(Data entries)
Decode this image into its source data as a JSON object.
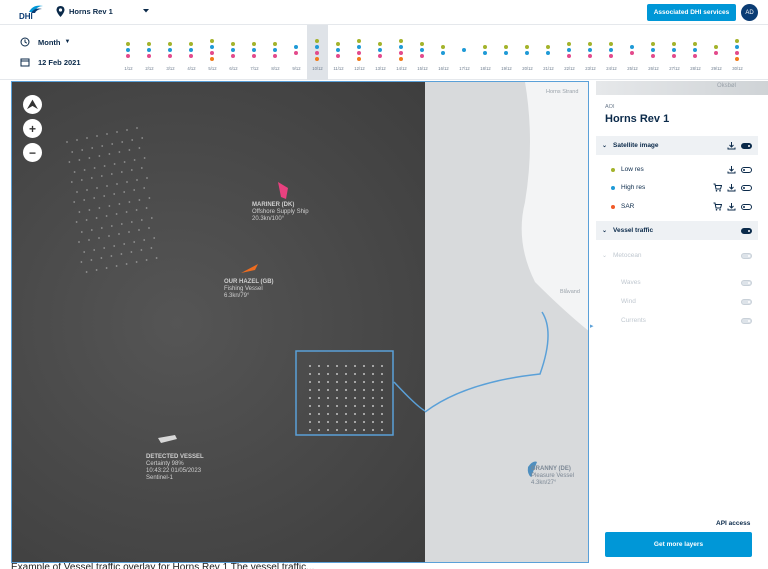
{
  "header": {
    "logo_text": "DHI",
    "site_name": "Horns Rev 1",
    "associated_button": "Associated DHI services",
    "avatar_initials": "AD",
    "brand_color": "#0097d7"
  },
  "timeline": {
    "period": "Month",
    "date": "12 Feb 2021",
    "selected_index": 9,
    "days": [
      {
        "label": "1/12",
        "dots": [
          "#a3b32b",
          "#1f9ad6",
          "#e34a8c"
        ]
      },
      {
        "label": "2/12",
        "dots": [
          "#a3b32b",
          "#1f9ad6",
          "#e34a8c"
        ]
      },
      {
        "label": "3/12",
        "dots": [
          "#a3b32b",
          "#1f9ad6",
          "#e34a8c"
        ]
      },
      {
        "label": "4/12",
        "dots": [
          "#a3b32b",
          "#1f9ad6",
          "#e34a8c"
        ]
      },
      {
        "label": "5/12",
        "dots": [
          "#a3b32b",
          "#1f9ad6",
          "#e34a8c",
          "#f07b1a"
        ]
      },
      {
        "label": "6/12",
        "dots": [
          "#a3b32b",
          "#1f9ad6",
          "#e34a8c"
        ]
      },
      {
        "label": "7/12",
        "dots": [
          "#a3b32b",
          "#1f9ad6",
          "#e34a8c"
        ]
      },
      {
        "label": "8/12",
        "dots": [
          "#a3b32b",
          "#1f9ad6",
          "#e34a8c"
        ]
      },
      {
        "label": "9/12",
        "dots": [
          "#1f9ad6",
          "#e34a8c"
        ]
      },
      {
        "label": "10/12",
        "dots": [
          "#a3b32b",
          "#1f9ad6",
          "#e34a8c",
          "#f07b1a"
        ]
      },
      {
        "label": "11/12",
        "dots": [
          "#a3b32b",
          "#1f9ad6",
          "#e34a8c"
        ]
      },
      {
        "label": "12/12",
        "dots": [
          "#a3b32b",
          "#1f9ad6",
          "#e34a8c",
          "#f07b1a"
        ]
      },
      {
        "label": "13/12",
        "dots": [
          "#a3b32b",
          "#1f9ad6",
          "#e34a8c"
        ]
      },
      {
        "label": "14/12",
        "dots": [
          "#a3b32b",
          "#1f9ad6",
          "#e34a8c",
          "#f07b1a"
        ]
      },
      {
        "label": "15/12",
        "dots": [
          "#a3b32b",
          "#1f9ad6",
          "#e34a8c"
        ]
      },
      {
        "label": "16/12",
        "dots": [
          "#a3b32b",
          "#1f9ad6"
        ]
      },
      {
        "label": "17/12",
        "dots": [
          "#1f9ad6"
        ]
      },
      {
        "label": "18/12",
        "dots": [
          "#a3b32b",
          "#1f9ad6"
        ]
      },
      {
        "label": "19/12",
        "dots": [
          "#a3b32b",
          "#1f9ad6"
        ]
      },
      {
        "label": "20/12",
        "dots": [
          "#a3b32b",
          "#1f9ad6"
        ]
      },
      {
        "label": "21/12",
        "dots": [
          "#a3b32b",
          "#1f9ad6"
        ]
      },
      {
        "label": "22/12",
        "dots": [
          "#a3b32b",
          "#1f9ad6",
          "#e34a8c"
        ]
      },
      {
        "label": "23/12",
        "dots": [
          "#a3b32b",
          "#1f9ad6",
          "#e34a8c"
        ]
      },
      {
        "label": "24/12",
        "dots": [
          "#a3b32b",
          "#1f9ad6",
          "#e34a8c"
        ]
      },
      {
        "label": "25/12",
        "dots": [
          "#1f9ad6",
          "#e34a8c"
        ]
      },
      {
        "label": "26/12",
        "dots": [
          "#a3b32b",
          "#1f9ad6",
          "#e34a8c"
        ]
      },
      {
        "label": "27/12",
        "dots": [
          "#a3b32b",
          "#1f9ad6",
          "#e34a8c"
        ]
      },
      {
        "label": "28/12",
        "dots": [
          "#a3b32b",
          "#1f9ad6",
          "#e34a8c"
        ]
      },
      {
        "label": "29/12",
        "dots": [
          "#a3b32b",
          "#e34a8c"
        ]
      },
      {
        "label": "30/12",
        "dots": [
          "#a3b32b",
          "#1f9ad6",
          "#e34a8c",
          "#f07b1a"
        ]
      }
    ]
  },
  "map": {
    "controls": {
      "north": "⮝",
      "zoom_in": "+",
      "zoom_out": "−"
    },
    "place_labels": [
      "Horns Strand",
      "Oksbøl",
      "Blåvand"
    ],
    "vessels": [
      {
        "name": "MARINER (DK)",
        "type": "Offshore Supply Ship",
        "speed": "20.3kn/100°",
        "color": "#e8417f"
      },
      {
        "name": "OUR HAZEL (GB)",
        "type": "Fishing Vessel",
        "speed": "6.3kn/79°",
        "color": "#ee6c1f"
      },
      {
        "name": "DETECTED VESSEL",
        "line2": "Certainty 98%",
        "line3": "10:43:22 01/05/2023",
        "line4": "Sentinel-1",
        "color": "#d8d8d8"
      },
      {
        "name": "GRANNY (DE)",
        "type": "Pleasure Vessel",
        "speed": "4.3kn/27°",
        "color": "#4f8fbf"
      }
    ]
  },
  "panel": {
    "kicker": "AOI",
    "title": "Horns Rev 1",
    "satellite_section": "Satellite image",
    "layers": [
      {
        "label": "Low res",
        "color": "#a3b32b",
        "cart": false
      },
      {
        "label": "High res",
        "color": "#1f9ad6",
        "cart": true
      },
      {
        "label": "SAR",
        "color": "#f05a28",
        "cart": true
      }
    ],
    "vessel_section": "Vessel traffic",
    "metocean_section": "Metocean",
    "metocean_layers": [
      "Waves",
      "Wind",
      "Currents"
    ],
    "api_access": "API access",
    "more_layers_button": "Get more layers"
  },
  "caption": "Example of Vessel traffic overlay for Horns Rev 1 The vessel traffic..."
}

:: Work to do ::
Using the records above, output their complete text exactly, minus any images.

:: Solution to this exercise ::
Decode this image into its source data as a JSON object.
{
  "header": {
    "logo_text": "DHI",
    "site_name": "Horns Rev 1",
    "associated_button": "Associated DHI services",
    "avatar_initials": "AD",
    "brand_color": "#0097d7"
  },
  "timeline": {
    "period": "Month",
    "date": "12 Feb 2021",
    "selected_index": 9,
    "days": [
      {
        "label": "1/12",
        "dots": [
          "#a3b32b",
          "#1f9ad6",
          "#e34a8c"
        ]
      },
      {
        "label": "2/12",
        "dots": [
          "#a3b32b",
          "#1f9ad6",
          "#e34a8c"
        ]
      },
      {
        "label": "3/12",
        "dots": [
          "#a3b32b",
          "#1f9ad6",
          "#e34a8c"
        ]
      },
      {
        "label": "4/12",
        "dots": [
          "#a3b32b",
          "#1f9ad6",
          "#e34a8c"
        ]
      },
      {
        "label": "5/12",
        "dots": [
          "#a3b32b",
          "#1f9ad6",
          "#e34a8c",
          "#f07b1a"
        ]
      },
      {
        "label": "6/12",
        "dots": [
          "#a3b32b",
          "#1f9ad6",
          "#e34a8c"
        ]
      },
      {
        "label": "7/12",
        "dots": [
          "#a3b32b",
          "#1f9ad6",
          "#e34a8c"
        ]
      },
      {
        "label": "8/12",
        "dots": [
          "#a3b32b",
          "#1f9ad6",
          "#e34a8c"
        ]
      },
      {
        "label": "9/12",
        "dots": [
          "#1f9ad6",
          "#e34a8c"
        ]
      },
      {
        "label": "10/12",
        "dots": [
          "#a3b32b",
          "#1f9ad6",
          "#e34a8c",
          "#f07b1a"
        ]
      },
      {
        "label": "11/12",
        "dots": [
          "#a3b32b",
          "#1f9ad6",
          "#e34a8c"
        ]
      },
      {
        "label": "12/12",
        "dots": [
          "#a3b32b",
          "#1f9ad6",
          "#e34a8c",
          "#f07b1a"
        ]
      },
      {
        "label": "13/12",
        "dots": [
          "#a3b32b",
          "#1f9ad6",
          "#e34a8c"
        ]
      },
      {
        "label": "14/12",
        "dots": [
          "#a3b32b",
          "#1f9ad6",
          "#e34a8c",
          "#f07b1a"
        ]
      },
      {
        "label": "15/12",
        "dots": [
          "#a3b32b",
          "#1f9ad6",
          "#e34a8c"
        ]
      },
      {
        "label": "16/12",
        "dots": [
          "#a3b32b",
          "#1f9ad6"
        ]
      },
      {
        "label": "17/12",
        "dots": [
          "#1f9ad6"
        ]
      },
      {
        "label": "18/12",
        "dots": [
          "#a3b32b",
          "#1f9ad6"
        ]
      },
      {
        "label": "19/12",
        "dots": [
          "#a3b32b",
          "#1f9ad6"
        ]
      },
      {
        "label": "20/12",
        "dots": [
          "#a3b32b",
          "#1f9ad6"
        ]
      },
      {
        "label": "21/12",
        "dots": [
          "#a3b32b",
          "#1f9ad6"
        ]
      },
      {
        "label": "22/12",
        "dots": [
          "#a3b32b",
          "#1f9ad6",
          "#e34a8c"
        ]
      },
      {
        "label": "23/12",
        "dots": [
          "#a3b32b",
          "#1f9ad6",
          "#e34a8c"
        ]
      },
      {
        "label": "24/12",
        "dots": [
          "#a3b32b",
          "#1f9ad6",
          "#e34a8c"
        ]
      },
      {
        "label": "25/12",
        "dots": [
          "#1f9ad6",
          "#e34a8c"
        ]
      },
      {
        "label": "26/12",
        "dots": [
          "#a3b32b",
          "#1f9ad6",
          "#e34a8c"
        ]
      },
      {
        "label": "27/12",
        "dots": [
          "#a3b32b",
          "#1f9ad6",
          "#e34a8c"
        ]
      },
      {
        "label": "28/12",
        "dots": [
          "#a3b32b",
          "#1f9ad6",
          "#e34a8c"
        ]
      },
      {
        "label": "29/12",
        "dots": [
          "#a3b32b",
          "#e34a8c"
        ]
      },
      {
        "label": "30/12",
        "dots": [
          "#a3b32b",
          "#1f9ad6",
          "#e34a8c",
          "#f07b1a"
        ]
      }
    ]
  },
  "map": {
    "controls": {
      "north": "⮝",
      "zoom_in": "+",
      "zoom_out": "−"
    },
    "place_labels": [
      "Horns Strand",
      "Oksbøl",
      "Blåvand"
    ],
    "vessels": [
      {
        "name": "MARINER (DK)",
        "type": "Offshore Supply Ship",
        "speed": "20.3kn/100°",
        "color": "#e8417f"
      },
      {
        "name": "OUR HAZEL (GB)",
        "type": "Fishing Vessel",
        "speed": "6.3kn/79°",
        "color": "#ee6c1f"
      },
      {
        "name": "DETECTED VESSEL",
        "line2": "Certainty 98%",
        "line3": "10:43:22 01/05/2023",
        "line4": "Sentinel-1",
        "color": "#d8d8d8"
      },
      {
        "name": "GRANNY (DE)",
        "type": "Pleasure Vessel",
        "speed": "4.3kn/27°",
        "color": "#4f8fbf"
      }
    ]
  },
  "panel": {
    "kicker": "AOI",
    "title": "Horns Rev 1",
    "satellite_section": "Satellite image",
    "layers": [
      {
        "label": "Low res",
        "color": "#a3b32b",
        "cart": false
      },
      {
        "label": "High res",
        "color": "#1f9ad6",
        "cart": true
      },
      {
        "label": "SAR",
        "color": "#f05a28",
        "cart": true
      }
    ],
    "vessel_section": "Vessel traffic",
    "metocean_section": "Metocean",
    "metocean_layers": [
      "Waves",
      "Wind",
      "Currents"
    ],
    "api_access": "API access",
    "more_layers_button": "Get more layers"
  },
  "caption": "Example of Vessel traffic overlay for Horns Rev 1 The vessel traffic..."
}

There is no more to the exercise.